**Exercise:**
Reproduce every record exactly as it appears, but not the pictures.

☆ ☆ ☆

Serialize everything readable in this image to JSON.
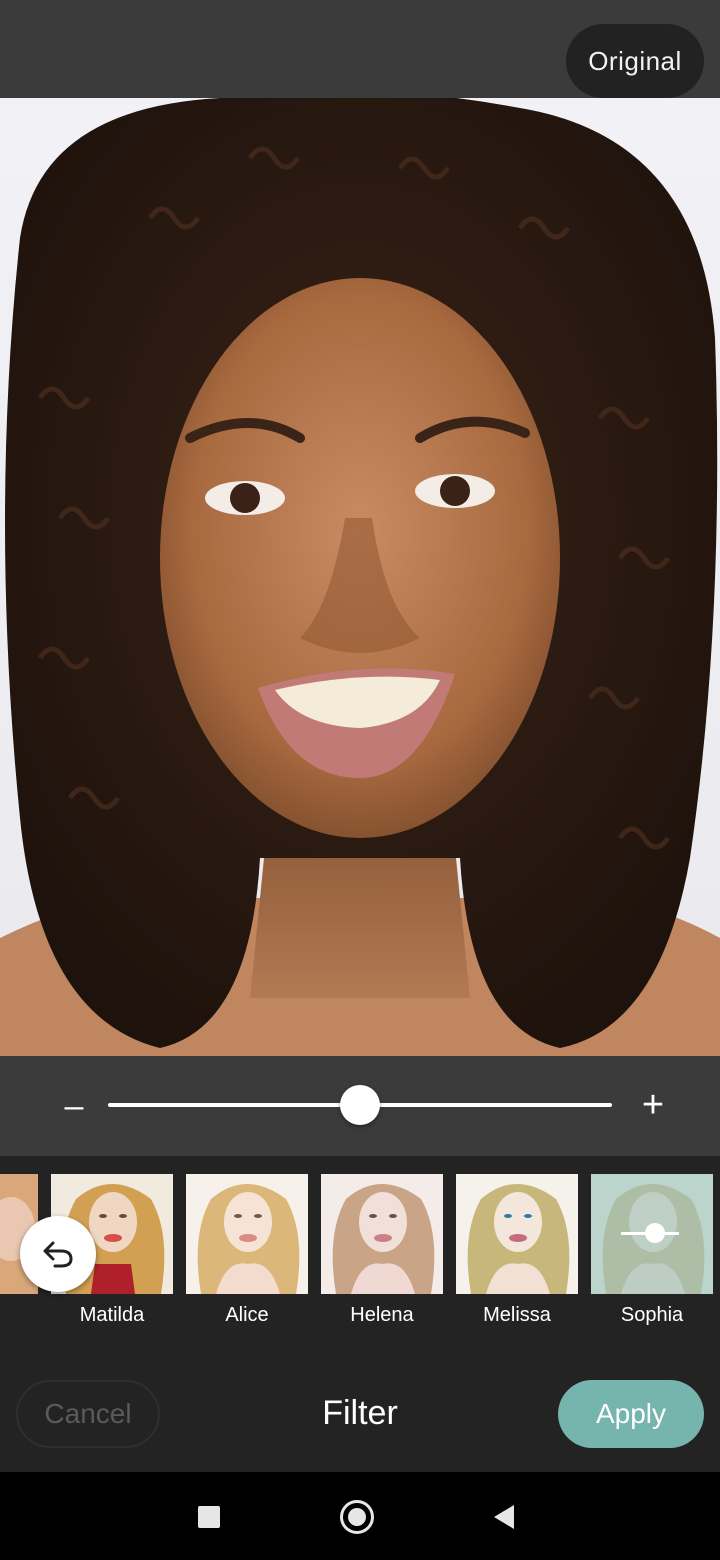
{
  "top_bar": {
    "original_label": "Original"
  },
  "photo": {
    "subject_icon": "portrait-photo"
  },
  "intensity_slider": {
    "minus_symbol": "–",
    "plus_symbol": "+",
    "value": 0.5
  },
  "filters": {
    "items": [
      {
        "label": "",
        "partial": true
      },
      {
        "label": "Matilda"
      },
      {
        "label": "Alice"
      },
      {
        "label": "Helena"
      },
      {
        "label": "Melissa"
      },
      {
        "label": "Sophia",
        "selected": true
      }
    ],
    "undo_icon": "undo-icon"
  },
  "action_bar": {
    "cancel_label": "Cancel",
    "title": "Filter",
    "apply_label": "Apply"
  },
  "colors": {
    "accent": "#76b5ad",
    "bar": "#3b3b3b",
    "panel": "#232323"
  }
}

☆ ☆ ☆

**Solution to this task:**
Serialize everything readable in this image to JSON.
{
  "top_bar": {
    "original_label": "Original"
  },
  "photo": {
    "subject_icon": "portrait-photo"
  },
  "intensity_slider": {
    "minus_symbol": "–",
    "plus_symbol": "+",
    "value": 0.5
  },
  "filters": {
    "items": [
      {
        "label": "",
        "partial": true
      },
      {
        "label": "Matilda"
      },
      {
        "label": "Alice"
      },
      {
        "label": "Helena"
      },
      {
        "label": "Melissa"
      },
      {
        "label": "Sophia",
        "selected": true
      }
    ],
    "undo_icon": "undo-icon"
  },
  "action_bar": {
    "cancel_label": "Cancel",
    "title": "Filter",
    "apply_label": "Apply"
  },
  "colors": {
    "accent": "#76b5ad",
    "bar": "#3b3b3b",
    "panel": "#232323"
  }
}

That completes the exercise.